-- What the task asks --
Give every entry again, word for word.

Stored data:
** Start **

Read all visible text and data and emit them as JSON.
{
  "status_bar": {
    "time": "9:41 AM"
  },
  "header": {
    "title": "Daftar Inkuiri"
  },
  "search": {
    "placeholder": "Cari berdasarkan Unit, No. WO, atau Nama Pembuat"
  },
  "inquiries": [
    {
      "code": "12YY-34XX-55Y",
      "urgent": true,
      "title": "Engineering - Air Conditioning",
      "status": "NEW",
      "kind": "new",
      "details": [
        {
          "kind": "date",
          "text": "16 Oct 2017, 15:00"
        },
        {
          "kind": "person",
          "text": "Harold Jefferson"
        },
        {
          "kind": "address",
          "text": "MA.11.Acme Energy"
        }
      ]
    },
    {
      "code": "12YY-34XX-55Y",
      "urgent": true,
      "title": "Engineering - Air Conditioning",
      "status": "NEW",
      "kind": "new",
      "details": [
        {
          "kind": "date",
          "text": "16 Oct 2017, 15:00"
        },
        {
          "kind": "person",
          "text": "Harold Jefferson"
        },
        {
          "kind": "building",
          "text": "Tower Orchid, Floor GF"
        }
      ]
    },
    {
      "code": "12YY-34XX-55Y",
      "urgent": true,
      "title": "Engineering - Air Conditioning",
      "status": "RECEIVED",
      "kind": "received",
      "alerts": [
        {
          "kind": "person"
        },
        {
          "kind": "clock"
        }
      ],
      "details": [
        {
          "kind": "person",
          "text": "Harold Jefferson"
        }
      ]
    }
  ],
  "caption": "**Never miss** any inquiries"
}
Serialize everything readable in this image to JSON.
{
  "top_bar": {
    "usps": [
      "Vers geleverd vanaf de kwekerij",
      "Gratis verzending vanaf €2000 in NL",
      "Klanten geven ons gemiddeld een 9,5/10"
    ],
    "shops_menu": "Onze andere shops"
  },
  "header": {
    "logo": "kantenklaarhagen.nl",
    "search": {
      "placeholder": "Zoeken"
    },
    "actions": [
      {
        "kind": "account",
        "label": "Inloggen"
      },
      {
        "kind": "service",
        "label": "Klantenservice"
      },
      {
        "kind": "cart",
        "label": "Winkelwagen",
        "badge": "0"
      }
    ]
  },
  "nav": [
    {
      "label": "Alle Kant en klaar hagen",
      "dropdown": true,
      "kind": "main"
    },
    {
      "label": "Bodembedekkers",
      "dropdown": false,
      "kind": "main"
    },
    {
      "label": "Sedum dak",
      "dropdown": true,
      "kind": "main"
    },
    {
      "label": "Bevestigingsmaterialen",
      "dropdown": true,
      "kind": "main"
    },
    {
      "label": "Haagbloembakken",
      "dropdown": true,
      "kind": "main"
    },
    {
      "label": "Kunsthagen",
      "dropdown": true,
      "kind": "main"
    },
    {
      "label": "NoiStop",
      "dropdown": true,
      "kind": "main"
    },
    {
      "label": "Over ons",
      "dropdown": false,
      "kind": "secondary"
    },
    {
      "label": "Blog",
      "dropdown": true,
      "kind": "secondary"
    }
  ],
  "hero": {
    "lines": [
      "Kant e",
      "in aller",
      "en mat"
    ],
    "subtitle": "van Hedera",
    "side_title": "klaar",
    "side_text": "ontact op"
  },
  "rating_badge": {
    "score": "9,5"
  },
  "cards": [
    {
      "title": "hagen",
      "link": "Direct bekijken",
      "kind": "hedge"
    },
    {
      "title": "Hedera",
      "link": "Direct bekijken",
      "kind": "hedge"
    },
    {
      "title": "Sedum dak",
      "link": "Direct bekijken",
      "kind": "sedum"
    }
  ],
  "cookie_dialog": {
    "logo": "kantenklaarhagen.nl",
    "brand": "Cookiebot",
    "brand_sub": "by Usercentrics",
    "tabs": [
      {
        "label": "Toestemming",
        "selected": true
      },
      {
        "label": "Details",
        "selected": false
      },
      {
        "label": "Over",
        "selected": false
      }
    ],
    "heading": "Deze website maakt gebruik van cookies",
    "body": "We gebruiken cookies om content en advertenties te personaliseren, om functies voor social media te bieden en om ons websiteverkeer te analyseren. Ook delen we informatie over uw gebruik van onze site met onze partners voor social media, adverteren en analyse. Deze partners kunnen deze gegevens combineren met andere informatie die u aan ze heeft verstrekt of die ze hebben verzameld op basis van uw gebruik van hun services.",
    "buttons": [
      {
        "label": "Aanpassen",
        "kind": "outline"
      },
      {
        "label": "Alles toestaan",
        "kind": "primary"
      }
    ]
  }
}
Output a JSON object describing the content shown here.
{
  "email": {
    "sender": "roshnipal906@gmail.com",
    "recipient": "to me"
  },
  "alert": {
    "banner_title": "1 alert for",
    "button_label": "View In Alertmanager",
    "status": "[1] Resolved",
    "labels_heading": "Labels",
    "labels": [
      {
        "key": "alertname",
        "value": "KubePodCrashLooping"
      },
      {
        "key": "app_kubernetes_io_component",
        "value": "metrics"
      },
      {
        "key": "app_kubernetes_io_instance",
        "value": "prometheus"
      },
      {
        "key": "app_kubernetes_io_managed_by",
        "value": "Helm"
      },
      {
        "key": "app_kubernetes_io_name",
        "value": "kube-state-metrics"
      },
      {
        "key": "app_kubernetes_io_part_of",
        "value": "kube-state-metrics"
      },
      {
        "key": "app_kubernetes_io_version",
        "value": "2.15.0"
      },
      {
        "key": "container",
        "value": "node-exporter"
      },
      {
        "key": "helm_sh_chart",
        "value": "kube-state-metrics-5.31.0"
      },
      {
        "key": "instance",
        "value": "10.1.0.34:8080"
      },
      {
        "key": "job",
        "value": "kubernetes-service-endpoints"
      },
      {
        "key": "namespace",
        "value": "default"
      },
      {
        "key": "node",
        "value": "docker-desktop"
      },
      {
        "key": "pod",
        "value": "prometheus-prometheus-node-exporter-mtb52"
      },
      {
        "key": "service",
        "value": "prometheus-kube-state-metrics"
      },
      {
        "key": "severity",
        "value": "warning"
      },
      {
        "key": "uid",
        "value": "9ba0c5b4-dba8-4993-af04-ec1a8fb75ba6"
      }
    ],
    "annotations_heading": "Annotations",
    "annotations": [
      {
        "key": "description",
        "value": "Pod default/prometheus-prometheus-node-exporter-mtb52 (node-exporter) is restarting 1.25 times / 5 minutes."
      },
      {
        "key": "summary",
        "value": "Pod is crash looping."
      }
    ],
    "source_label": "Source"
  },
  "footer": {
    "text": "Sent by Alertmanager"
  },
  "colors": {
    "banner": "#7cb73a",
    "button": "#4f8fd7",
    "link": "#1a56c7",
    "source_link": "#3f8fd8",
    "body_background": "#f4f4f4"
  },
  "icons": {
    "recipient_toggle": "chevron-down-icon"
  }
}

** End **

-- Finished task --
Read all visible text and data and emit them as JSON.
{
  "status_bar": {
    "time": "9:41 AM"
  },
  "header": {
    "title": "Daftar Inkuiri"
  },
  "search": {
    "placeholder": "Cari berdasarkan Unit, No. WO, atau Nama Pembuat"
  },
  "inquiries": [
    {
      "code": "12YY-34XX-55Y",
      "urgent": true,
      "title": "Engineering - Air Conditioning",
      "status": "NEW",
      "kind": "new",
      "details": [
        {
          "kind": "date",
          "text": "16 Oct 2017, 15:00"
        },
        {
          "kind": "person",
          "text": "Harold Jefferson"
        },
        {
          "kind": "address",
          "text": "MA.11.Acme Energy"
        }
      ]
    },
    {
      "code": "12YY-34XX-55Y",
      "urgent": true,
      "title": "Engineering - Air Conditioning",
      "status": "NEW",
      "kind": "new",
      "details": [
        {
          "kind": "date",
          "text": "16 Oct 2017, 15:00"
        },
        {
          "kind": "person",
          "text": "Harold Jefferson"
        },
        {
          "kind": "building",
          "text": "Tower Orchid, Floor GF"
        }
      ]
    },
    {
      "code": "12YY-34XX-55Y",
      "urgent": true,
      "title": "Engineering - Air Conditioning",
      "status": "RECEIVED",
      "kind": "received",
      "alerts": [
        {
          "kind": "person"
        },
        {
          "kind": "clock"
        }
      ],
      "details": [
        {
          "kind": "person",
          "text": "Harold Jefferson"
        }
      ]
    }
  ],
  "caption": "**Never miss** any inquiries"
}
Serialize everything readable in this image to JSON.
{
  "top_bar": {
    "usps": [
      "Vers geleverd vanaf de kwekerij",
      "Gratis verzending vanaf €2000 in NL",
      "Klanten geven ons gemiddeld een 9,5/10"
    ],
    "shops_menu": "Onze andere shops"
  },
  "header": {
    "logo": "kantenklaarhagen.nl",
    "search": {
      "placeholder": "Zoeken"
    },
    "actions": [
      {
        "kind": "account",
        "label": "Inloggen"
      },
      {
        "kind": "service",
        "label": "Klantenservice"
      },
      {
        "kind": "cart",
        "label": "Winkelwagen",
        "badge": "0"
      }
    ]
  },
  "nav": [
    {
      "label": "Alle Kant en klaar hagen",
      "dropdown": true,
      "kind": "main"
    },
    {
      "label": "Bodembedekkers",
      "dropdown": false,
      "kind": "main"
    },
    {
      "label": "Sedum dak",
      "dropdown": true,
      "kind": "main"
    },
    {
      "label": "Bevestigingsmaterialen",
      "dropdown": true,
      "kind": "main"
    },
    {
      "label": "Haagbloembakken",
      "dropdown": true,
      "kind": "main"
    },
    {
      "label": "Kunsthagen",
      "dropdown": true,
      "kind": "main"
    },
    {
      "label": "NoiStop",
      "dropdown": true,
      "kind": "main"
    },
    {
      "label": "Over ons",
      "dropdown": false,
      "kind": "secondary"
    },
    {
      "label": "Blog",
      "dropdown": true,
      "kind": "secondary"
    }
  ],
  "hero": {
    "lines": [
      "Kant e",
      "in aller",
      "en mat"
    ],
    "subtitle": "van Hedera",
    "side_title": "klaar",
    "side_text": "ontact op"
  },
  "rating_badge": {
    "score": "9,5"
  },
  "cards": [
    {
      "title": "hagen",
      "link": "Direct bekijken",
      "kind": "hedge"
    },
    {
      "title": "Hedera",
      "link": "Direct bekijken",
      "kind": "hedge"
    },
    {
      "title": "Sedum dak",
      "link": "Direct bekijken",
      "kind": "sedum"
    }
  ],
  "cookie_dialog": {
    "logo": "kantenklaarhagen.nl",
    "brand": "Cookiebot",
    "brand_sub": "by Usercentrics",
    "tabs": [
      {
        "label": "Toestemming",
        "selected": true
      },
      {
        "label": "Details",
        "selected": false
      },
      {
        "label": "Over",
        "selected": false
      }
    ],
    "heading": "Deze website maakt gebruik van cookies",
    "body": "We gebruiken cookies om content en advertenties te personaliseren, om functies voor social media te bieden en om ons websiteverkeer te analyseren. Ook delen we informatie over uw gebruik van onze site met onze partners voor social media, adverteren en analyse. Deze partners kunnen deze gegevens combineren met andere informatie die u aan ze heeft verstrekt of die ze hebben verzameld op basis van uw gebruik van hun services.",
    "buttons": [
      {
        "label": "Aanpassen",
        "kind": "outline"
      },
      {
        "label": "Alles toestaan",
        "kind": "primary"
      }
    ]
  }
}
Output a JSON object describing the content shown here.
{
  "email": {
    "sender": "roshnipal906@gmail.com",
    "recipient": "to me"
  },
  "alert": {
    "banner_title": "1 alert for",
    "button_label": "View In Alertmanager",
    "status": "[1] Resolved",
    "labels_heading": "Labels",
    "labels": [
      {
        "key": "alertname",
        "value": "KubePodCrashLooping"
      },
      {
        "key": "app_kubernetes_io_component",
        "value": "metrics"
      },
      {
        "key": "app_kubernetes_io_instance",
        "value": "prometheus"
      },
      {
        "key": "app_kubernetes_io_managed_by",
        "value": "Helm"
      },
      {
        "key": "app_kubernetes_io_name",
        "value": "kube-state-metrics"
      },
      {
        "key": "app_kubernetes_io_part_of",
        "value": "kube-state-metrics"
      },
      {
        "key": "app_kubernetes_io_version",
        "value": "2.15.0"
      },
      {
        "key": "container",
        "value": "node-exporter"
      },
      {
        "key": "helm_sh_chart",
        "value": "kube-state-metrics-5.31.0"
      },
      {
        "key": "instance",
        "value": "10.1.0.34:8080"
      },
      {
        "key": "job",
        "value": "kubernetes-service-endpoints"
      },
      {
        "key": "namespace",
        "value": "default"
      },
      {
        "key": "node",
        "value": "docker-desktop"
      },
      {
        "key": "pod",
        "value": "prometheus-prometheus-node-exporter-mtb52"
      },
      {
        "key": "service",
        "value": "prometheus-kube-state-metrics"
      },
      {
        "key": "severity",
        "value": "warning"
      },
      {
        "key": "uid",
        "value": "9ba0c5b4-dba8-4993-af04-ec1a8fb75ba6"
      }
    ],
    "annotations_heading": "Annotations",
    "annotations": [
      {
        "key": "description",
        "value": "Pod default/prometheus-prometheus-node-exporter-mtb52 (node-exporter) is restarting 1.25 times / 5 minutes."
      },
      {
        "key": "summary",
        "value": "Pod is crash looping."
      }
    ],
    "source_label": "Source"
  },
  "footer": {
    "text": "Sent by Alertmanager"
  },
  "colors": {
    "banner": "#7cb73a",
    "button": "#4f8fd7",
    "link": "#1a56c7",
    "source_link": "#3f8fd8",
    "body_background": "#f4f4f4"
  },
  "icons": {
    "recipient_toggle": "chevron-down-icon"
  }
}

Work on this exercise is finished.